With the images removed, repeat the data below exactly.

[Dataset excerpt]
(begin)

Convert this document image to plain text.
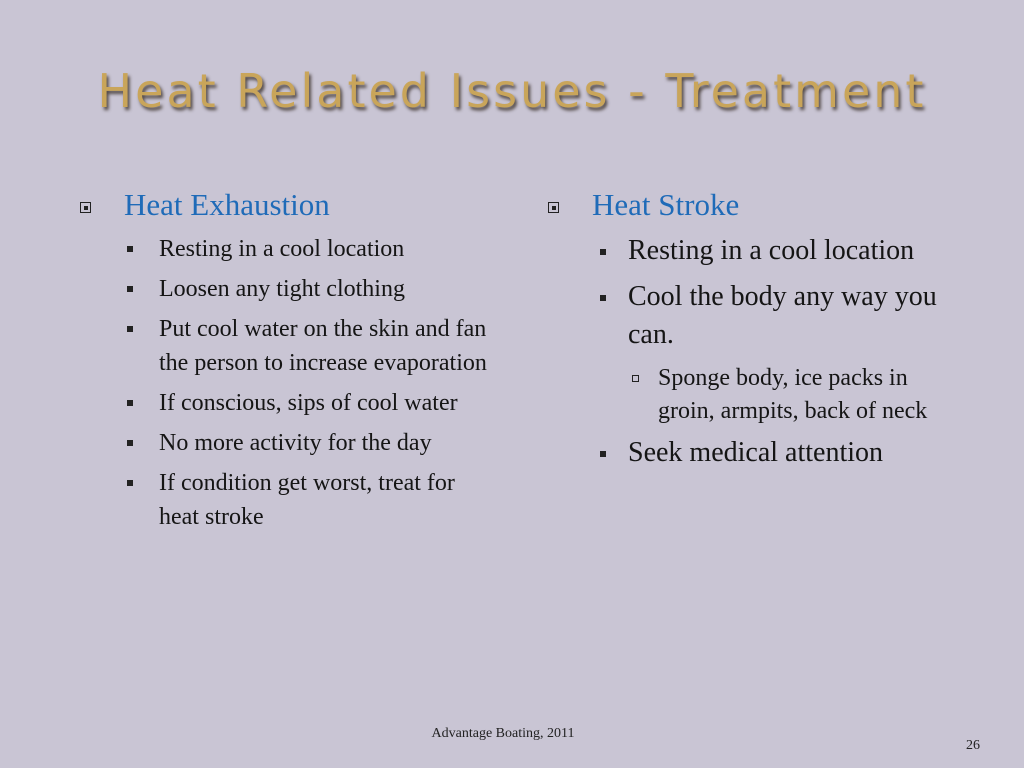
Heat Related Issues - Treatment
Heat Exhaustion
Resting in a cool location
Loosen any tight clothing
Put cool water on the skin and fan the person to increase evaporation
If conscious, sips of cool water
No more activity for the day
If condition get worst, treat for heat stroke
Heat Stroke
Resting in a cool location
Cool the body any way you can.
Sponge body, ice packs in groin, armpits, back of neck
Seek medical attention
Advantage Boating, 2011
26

(end)

= Expected output =
Convert this document image to plain text.
Heat Related Issues - Treatment
Heat Exhaustion
Resting in a cool location
Loosen any tight clothing
Put cool water on the skin and fan the person to increase evaporation
If conscious, sips of cool water
No more activity for the day
If condition get worst, treat for heat stroke
Heat Stroke
Resting in a cool location
Cool the body any way you can.
Sponge body, ice packs in groin, armpits, back of neck
Seek medical attention
Advantage Boating, 2011
26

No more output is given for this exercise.